Data entries:

........

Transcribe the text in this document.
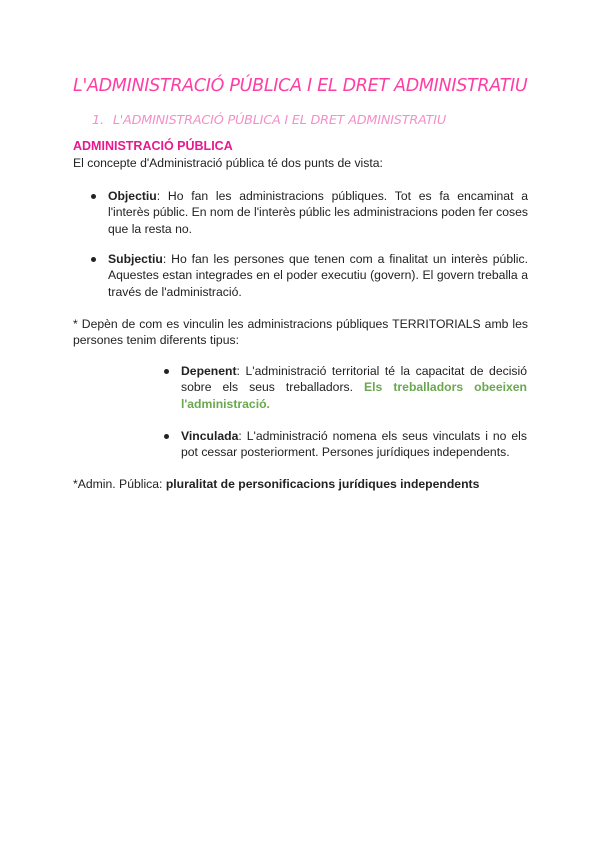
L'ADMINISTRACIÓ PÚBLICA I EL DRET ADMINISTRATIU
1. L'ADMINISTRACIÓ PÚBLICA I EL DRET ADMINISTRATIU
ADMINISTRACIÓ PÚBLICA
El concepte d'Administració pública té dos punts de vista:
Objectiu: Ho fan les administracions públiques. Tot es fa encaminat a l'interès públic. En nom de l'interès públic les administracions poden fer coses que la resta no.
Subjectiu: Ho fan les persones que tenen com a finalitat un interès públic. Aquestes estan integrades en el poder executiu (govern). El govern treballa a través de l'administració.
* Depèn de com es vinculin les administracions públiques TERRITORIALS amb les persones tenim diferents tipus:
Depenent: L'administració territorial té la capacitat de decisió sobre els seus treballadors. Els treballadors obeeixen l'administració.
Vinculada: L'administració nomena els seus vinculats i no els pot cessar posteriorment. Persones jurídiques independents.
*Admin. Pública: pluralitat de personificacions jurídiques independents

........

• TASK DETAILS: Look for lines containing the string "jurídiques" and copy them all.

• OUTPUT OF THE TASK:
Vinculada: L'administració nomena els seus vinculats i no els pot cessar posteriorment. Persones jurídiques independents.
*Admin. Pública: pluralitat de personificacions jurídiques independents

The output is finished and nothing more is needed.